** Start of Stored rows **

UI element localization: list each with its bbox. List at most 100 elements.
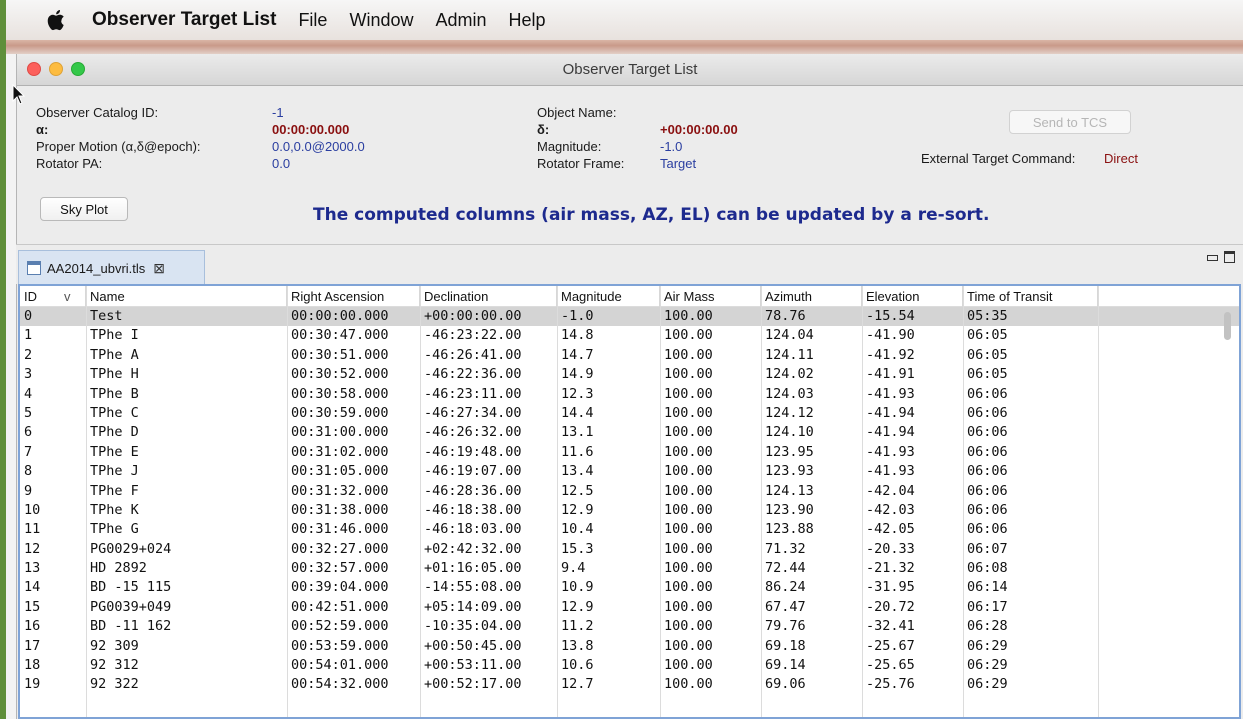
col-header-time-of-transit[interactable]: Time of Transit [963, 286, 1098, 307]
col-header-magnitude[interactable]: Magnitude [557, 286, 660, 307]
cell-magnitude: 12.7 [561, 676, 594, 693]
magnitude-value: -1.0 [660, 139, 683, 154]
table-row[interactable]: 8 TPhe J 00:31:05.000 -46:19:07.00 13.4 100.0… [20, 462, 1239, 481]
table-row[interactable]: 17 92 309 00:53:59.000 +00:50:45.00 13.8 100.… [20, 637, 1239, 656]
table-row[interactable]: 15 PG0039+049 00:42:51.000 +05:14:09.00 12.9… [20, 598, 1239, 617]
cell-right-ascension: 00:30:47.000 [291, 327, 389, 344]
table-row[interactable]: 7 TPhe E 00:31:02.000 -46:19:48.00 11.6 100.0… [20, 443, 1239, 462]
close-tab-icon[interactable]: ⊠ [153, 260, 165, 277]
external-target-command-value[interactable]: Direct [1104, 151, 1138, 166]
cell-right-ascension: 00:54:32.000 [291, 676, 389, 693]
cell-name: TPhe F [90, 482, 139, 499]
column-divider[interactable] [963, 286, 964, 717]
cell-elevation: -42.04 [866, 482, 915, 499]
cell-id: 10 [24, 501, 41, 518]
column-divider[interactable] [86, 286, 87, 717]
table-body: 0 Test 00:00:00.000 +00:00:00.00 -1.0 100.00 7… [20, 307, 1239, 695]
cell-azimuth: 124.02 [765, 366, 814, 383]
menu-admin[interactable]: Admin [435, 10, 486, 31]
cell-name: PG0029+024 [90, 540, 172, 557]
cell-declination: -46:18:03.00 [424, 521, 522, 538]
table-row[interactable]: 3 TPhe H 00:30:52.000 -46:22:36.00 14.9 100.0… [20, 365, 1239, 384]
cell-air-mass: 100.00 [664, 657, 713, 674]
cell-magnitude: 14.9 [561, 366, 594, 383]
close-window-button[interactable] [27, 62, 41, 76]
rotator-pa-value: 0.0 [272, 156, 291, 171]
column-divider[interactable] [287, 286, 288, 717]
table-row[interactable]: 6 TPhe D 00:31:00.000 -46:26:32.00 13.1 100.0… [20, 423, 1239, 442]
table-row[interactable]: 16 BD -11 162 00:52:59.000 -10:35:04.00 11.2… [20, 617, 1239, 636]
table-row[interactable]: 19 92 322 00:54:32.000 +00:52:17.00 12.7 100.… [20, 675, 1239, 694]
cell-azimuth: 124.11 [765, 346, 814, 363]
table-row[interactable]: 13 HD 2892 00:32:57.000 +01:16:05.00 9.4 100.… [20, 559, 1239, 578]
menu-file[interactable]: File [298, 10, 327, 31]
maximize-view-icon[interactable] [1224, 251, 1235, 263]
cell-time-of-transit: 06:05 [967, 366, 1008, 383]
vertical-scrollbar[interactable] [1224, 312, 1231, 340]
minimize-view-icon[interactable] [1207, 255, 1218, 261]
cell-time-of-transit: 06:06 [967, 501, 1008, 518]
tab-aa2014-ubvri[interactable]: AA2014_ubvri.tls ⊠ [18, 250, 205, 285]
cell-azimuth: 124.13 [765, 482, 814, 499]
cell-id: 2 [24, 346, 33, 363]
zoom-window-button[interactable] [71, 62, 85, 76]
col-header-elevation[interactable]: Elevation [862, 286, 963, 307]
cell-declination: -46:26:41.00 [424, 346, 522, 363]
cell-right-ascension: 00:53:59.000 [291, 637, 389, 654]
table-row[interactable]: 1 TPhe I 00:30:47.000 -46:23:22.00 14.8 100.0… [20, 326, 1239, 345]
table-row[interactable]: 0 Test 00:00:00.000 +00:00:00.00 -1.0 100.00 7… [20, 307, 1239, 327]
column-divider[interactable] [862, 286, 863, 717]
app-menu[interactable]: Observer Target List [92, 9, 276, 31]
sky-plot-button[interactable]: Sky Plot [40, 197, 128, 221]
cell-id: 11 [24, 521, 41, 538]
cell-elevation: -20.33 [866, 540, 915, 557]
cell-elevation: -25.65 [866, 657, 915, 674]
col-header-declination[interactable]: Declination [420, 286, 557, 307]
cell-air-mass: 100.00 [664, 346, 713, 363]
desktop-background [6, 40, 1243, 54]
cell-declination: -46:19:07.00 [424, 463, 522, 480]
resort-notice: The computed columns (air mass, AZ, EL) … [313, 205, 990, 225]
cell-magnitude: 12.5 [561, 482, 594, 499]
column-divider[interactable] [660, 286, 661, 717]
table-row[interactable]: 2 TPhe A 00:30:51.000 -46:26:41.00 14.7 100.0… [20, 346, 1239, 365]
minimize-window-button[interactable] [49, 62, 63, 76]
col-header-name[interactable]: Name [86, 286, 287, 307]
cell-declination: -14:55:08.00 [424, 579, 522, 596]
title-bar[interactable]: Observer Target List [17, 54, 1243, 86]
menu-window[interactable]: Window [349, 10, 413, 31]
cell-azimuth: 124.12 [765, 404, 814, 421]
cell-air-mass: 100.00 [664, 327, 713, 344]
table-row[interactable]: 5 TPhe C 00:30:59.000 -46:27:34.00 14.4 100.0… [20, 404, 1239, 423]
apple-menu-icon[interactable] [46, 8, 68, 32]
column-divider[interactable] [420, 286, 421, 717]
cell-elevation: -41.93 [866, 463, 915, 480]
cell-air-mass: 100.00 [664, 404, 713, 421]
magnitude-label: Magnitude: [537, 139, 602, 154]
cell-air-mass: 100.00 [664, 618, 713, 635]
table-row[interactable]: 12 PG0029+024 00:32:27.000 +02:42:32.00 15.3… [20, 540, 1239, 559]
menu-help[interactable]: Help [509, 10, 546, 31]
table-row[interactable]: 14 BD -15 115 00:39:04.000 -14:55:08.00 10.9… [20, 578, 1239, 597]
cell-name: TPhe E [90, 443, 139, 460]
sort-chevron-icon[interactable]: v [64, 286, 86, 307]
table-row[interactable]: 18 92 312 00:54:01.000 +00:53:11.00 10.6 100.… [20, 656, 1239, 675]
col-header-air-mass[interactable]: Air Mass [660, 286, 761, 307]
col-header-azimuth[interactable]: Azimuth [761, 286, 862, 307]
column-divider[interactable] [557, 286, 558, 717]
cell-azimuth: 72.44 [765, 560, 806, 577]
column-divider[interactable] [1098, 286, 1099, 717]
cell-right-ascension: 00:30:58.000 [291, 385, 389, 402]
cell-magnitude: 10.9 [561, 579, 594, 596]
cell-elevation: -42.05 [866, 521, 915, 538]
table-row[interactable]: 4 TPhe B 00:30:58.000 -46:23:11.00 12.3 100.0… [20, 385, 1239, 404]
send-to-tcs-button[interactable]: Send to TCS [1009, 110, 1131, 134]
table-row[interactable]: 10 TPhe K 00:31:38.000 -46:18:38.00 12.9 100.… [20, 501, 1239, 520]
col-header-right-ascension[interactable]: Right Ascension [287, 286, 420, 307]
catalog-id-label: Observer Catalog ID: [36, 105, 159, 120]
table-row[interactable]: 11 TPhe G 00:31:46.000 -46:18:03.00 10.4 100.… [20, 520, 1239, 539]
cell-air-mass: 100.00 [664, 463, 713, 480]
cell-id: 14 [24, 579, 41, 596]
table-row[interactable]: 9 TPhe F 00:31:32.000 -46:28:36.00 12.5 100.0… [20, 482, 1239, 501]
column-divider[interactable] [761, 286, 762, 717]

** End of Stored rows **

* Goal of the exercise *
Give every line of the records above as a JSON list of strings, one string per line, with blank lines omitted. Leave the pictures out of the answer.

* Solved problem *
[
  "UI element localization: list each with its bbox. List at most 100 elements.",
  "col-header-time-of-transit[interactable]: Time of Transit [963, 286, 1098, 307]",
  "col-header-magnitude[interactable]: Magnitude [557, 286, 660, 307]",
  "cell-magnitude: 12.7 [561, 676, 594, 693]",
  "magnitude-value: -1.0 [660, 139, 683, 154]",
  "table-row[interactable]: 8 TPhe J 00:31:05.000 -46:19:07.00 13.4 100.0… [20, 462, 1239, 481]",
  "table-row[interactable]: 17 92 309 00:53:59.000 +00:50:45.00 13.8 100.… [20, 637, 1239, 656]",
  "table-row[interactable]: 15 PG0039+049 00:42:51.000 +05:14:09.00 12.9… [20, 598, 1239, 617]",
  "cell-right-ascension: 00:30:47.000 [291, 327, 389, 344]",
  "table-row[interactable]: 7 TPhe E 00:31:02.000 -46:19:48.00 11.6 100.0… [20, 443, 1239, 462]",
  "close-tab-icon[interactable]: ⊠ [153, 260, 165, 277]",
  "external-target-command-value[interactable]: Direct [1104, 151, 1138, 166]",
  "cell-right-ascension: 00:54:32.000 [291, 676, 389, 693]",
  "cell-name: TPhe F [90, 482, 139, 499]",
  "column-divider[interactable] [963, 286, 964, 717]",
  "cell-elevation: -42.04 [866, 482, 915, 499]",
  "cell-id: 10 [24, 501, 41, 518]",
  "column-divider[interactable] [86, 286, 87, 717]",
  "table-body: 0 Test 00:00:00.000 +00:00:00.00 -1.0 100.00 7… [20, 307, 1239, 695]",
  "cell-azimuth: 124.02 [765, 366, 814, 383]",
  "menu-admin[interactable]: Admin [435, 10, 486, 31]",
  "cell-name: PG0029+024 [90, 540, 172, 557]",
  "cell-declination: -46:18:03.00 [424, 521, 522, 538]",
  "table-row[interactable]: 3 TPhe H 00:30:52.000 -46:22:36.00 14.9 100.0… [20, 365, 1239, 384]",
  "cell-air-mass: 100.00 [664, 657, 713, 674]",
  "cell-magnitude: 14.9 [561, 366, 594, 383]",
  "close-window-button[interactable] [27, 62, 41, 76]",
  "rotator-pa-value: 0.0 [272, 156, 291, 171]",
  "column-divider[interactable] [287, 286, 288, 717]",
  "table-row[interactable]: 6 TPhe D 00:31:00.000 -46:26:32.00 13.1 100.0… [20, 423, 1239, 442]",
  "table-row[interactable]: 16 BD -11 162 00:52:59.000 -10:35:04.00 11.2… [20, 617, 1239, 636]",
  "table-row[interactable]: 19 92 322 00:54:32.000 +00:52:17.00 12.7 100.… [20, 675, 1239, 694]",
  "cell-azimuth: 124.11 [765, 346, 814, 363]",
  "table-row[interactable]: 13 HD 2892 00:32:57.000 +01:16:05.00 9.4 100.… [20, 559, 1239, 578]",
  "menu-file[interactable]: File [298, 10, 327, 31]",
  "maximize-view-icon[interactable] [1224, 251, 1235, 263]",
  "cell-time-of-transit: 06:05 [967, 366, 1008, 383]",
  "vertical-scrollbar[interactable] [1224, 312, 1231, 340]",
  "minimize-view-icon[interactable] [1207, 255, 1218, 261]",
  "cell-time-of-transit: 06:06 [967, 501, 1008, 518]",
  "tab-aa2014-ubvri[interactable]: AA2014_ubvri.tls ⊠ [18, 250, 205, 285]",
  "cell-azimuth: 124.13 [765, 482, 814, 499]",
  "cell-id: 2 [24, 346, 33, 363]",
  "zoom-window-button[interactable] [71, 62, 85, 76]",
  "col-header-elevation[interactable]: Elevation [862, 286, 963, 307]",
  "cell-declination: -46:26:41.00 [424, 346, 522, 363]",
  "cell-right-ascension: 00:53:59.000 [291, 637, 389, 654]",
  "table-row[interactable]: 1 TPhe I 00:30:47.000 -46:23:22.00 14.8 100.0… [20, 326, 1239, 345]",
  "table-row[interactable]: 0 Test 00:00:00.000 +00:00:00.00 -1.0 100.00 7… [20, 307, 1239, 327]",
  "column-divider[interactable] [862, 286, 863, 717]",
  "app-menu[interactable]: Observer Target List [92, 9, 276, 31]",
  "sky-plot-button[interactable]: Sky Plot [40, 197, 128, 221]",
  "cell-id: 11 [24, 521, 41, 538]",
  "cell-elevation: -20.33 [866, 540, 915, 557]",
  "cell-elevation: -25.65 [866, 657, 915, 674]",
  "col-header-declination[interactable]: Declination [420, 286, 557, 307]",
  "cell-air-mass: 100.00 [664, 346, 713, 363]",
  "desktop-background [6, 40, 1243, 54]",
  "cell-declination: -46:19:07.00 [424, 463, 522, 480]",
  "resort-notice: The computed columns (air mass, AZ, EL) … [313, 205, 990, 225]",
  "cell-magnitude: 12.5 [561, 482, 594, 499]",
  "column-divider[interactable] [660, 286, 661, 717]",
  "table-row[interactable]: 2 TPhe A 00:30:51.000 -46:26:41.00 14.7 100.0… [20, 346, 1239, 365]",
  "minimize-window-button[interactable] [49, 62, 63, 76]",
  "col-header-name[interactable]: Name [86, 286, 287, 307]",
  "cell-declination: -14:55:08.00 [424, 579, 522, 596]",
  "title-bar[interactable]: Observer Target List [17, 54, 1243, 86]",
  "menu-window[interactable]: Window [349, 10, 413, 31]",
  "cell-azimuth: 124.12 [765, 404, 814, 421]",
  "cell-air-mass: 100.00 [664, 327, 713, 344]",
  "table-row[interactable]: 5 TPhe C 00:30:59.000 -46:27:34.00 14.4 100.0… [20, 404, 1239, 423]",
  "apple-menu-icon[interactable] [46, 8, 68, 32]",
  "column-divider[interactable] [420, 286, 421, 717]",
  "cell-elevation: -41.93 [866, 463, 915, 480]",
  "cell-air-mass: 100.00 [664, 404, 713, 421]",
  "magnitude-label: Magnitude: [537, 139, 602, 154]",
  "cell-air-mass: 100.00 [664, 618, 713, 635]",
  "table-row[interactable]: 12 PG0029+024 00:32:27.000 +02:42:32.00 15.3… [20, 540, 1239, 559]",
  "menu-help[interactable]: Help [509, 10, 546, 31]",
  "table-row[interactable]: 14 BD -15 115 00:39:04.000 -14:55:08.00 10.9… [20, 578, 1239, 597]",
  "cell-name: TPhe E [90, 443, 139, 460]",
  "sort-chevron-icon[interactable]: v [64, 286, 86, 307]",
  "table-row[interactable]: 18 92 312 00:54:01.000 +00:53:11.00 10.6 100.… [20, 656, 1239, 675]",
  "col-header-air-mass[interactable]: Air Mass [660, 286, 761, 307]",
  "col-header-azimuth[interactable]: Azimuth [761, 286, 862, 307]",
  "column-divider[interactable] [557, 286, 558, 717]",
  "cell-azimuth: 72.44 [765, 560, 806, 577]",
  "column-divider[interactable] [1098, 286, 1099, 717]",
  "cell-right-ascension: 00:30:58.000 [291, 385, 389, 402]",
  "cell-magnitude: 10.9 [561, 579, 594, 596]",
  "cell-elevation: -42.05 [866, 521, 915, 538]",
  "table-row[interactable]: 4 TPhe B 00:30:58.000 -46:23:11.00 12.3 100.0… [20, 385, 1239, 404]",
  "send-to-tcs-button[interactable]: Send to TCS [1009, 110, 1131, 134]",
  "table-row[interactable]: 10 TPhe K 00:31:38.000 -46:18:38.00 12.9 100.… [20, 501, 1239, 520]",
  "col-header-right-ascension[interactable]: Right Ascension [287, 286, 420, 307]",
  "catalog-id-label: Observer Catalog ID: [36, 105, 159, 120]",
  "table-row[interactable]: 11 TPhe G 00:31:46.000 -46:18:03.00 10.4 100.… [20, 520, 1239, 539]",
  "cell-air-mass: 100.00 [664, 463, 713, 480]",
  "cell-id: 14 [24, 579, 41, 596]",
  "table-row[interactable]: 9 TPhe F 00:31:32.000 -46:28:36.00 12.5 100.0… [20, 482, 1239, 501]",
  "column-divider[interactable] [761, 286, 762, 717]"
]